**SUPPLIED MATERIAL**
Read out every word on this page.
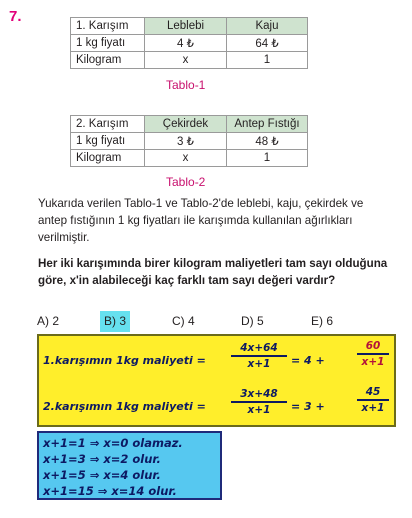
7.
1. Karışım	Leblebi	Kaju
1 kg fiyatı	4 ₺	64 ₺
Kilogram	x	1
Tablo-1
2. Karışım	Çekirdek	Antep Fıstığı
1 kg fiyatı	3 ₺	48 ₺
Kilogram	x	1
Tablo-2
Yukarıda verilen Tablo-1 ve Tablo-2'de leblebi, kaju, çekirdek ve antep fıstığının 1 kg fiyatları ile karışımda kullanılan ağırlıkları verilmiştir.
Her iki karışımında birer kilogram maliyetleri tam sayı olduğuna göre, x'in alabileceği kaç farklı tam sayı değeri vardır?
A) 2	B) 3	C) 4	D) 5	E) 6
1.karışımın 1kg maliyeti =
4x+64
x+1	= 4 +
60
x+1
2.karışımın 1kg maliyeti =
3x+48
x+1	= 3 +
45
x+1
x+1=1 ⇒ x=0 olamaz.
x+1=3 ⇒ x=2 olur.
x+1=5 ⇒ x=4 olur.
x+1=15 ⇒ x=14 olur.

**PROBLEM DESCRIPTION**
Transcribe the whole listing exactly. Pictures stay out of your copy.

**TASK ANSWER**
Read out every word on this page.
7.
1. Karışım	Leblebi	Kaju
1 kg fiyatı	4 ₺	64 ₺
Kilogram	x	1
Tablo-1
2. Karışım	Çekirdek	Antep Fıstığı
1 kg fiyatı	3 ₺	48 ₺
Kilogram	x	1
Tablo-2
Yukarıda verilen Tablo-1 ve Tablo-2'de leblebi, kaju, çekirdek ve antep fıstığının 1 kg fiyatları ile karışımda kullanılan ağırlıkları verilmiştir.
Her iki karışımında birer kilogram maliyetleri tam sayı olduğuna göre, x'in alabileceği kaç farklı tam sayı değeri vardır?
A) 2	B) 3	C) 4	D) 5	E) 6
1.karışımın 1kg maliyeti =
4x+64
x+1	= 4 +
60
x+1
2.karışımın 1kg maliyeti =
3x+48
x+1	= 3 +
45
x+1
x+1=1 ⇒ x=0 olamaz.
x+1=3 ⇒ x=2 olur.
x+1=5 ⇒ x=4 olur.
x+1=15 ⇒ x=14 olur.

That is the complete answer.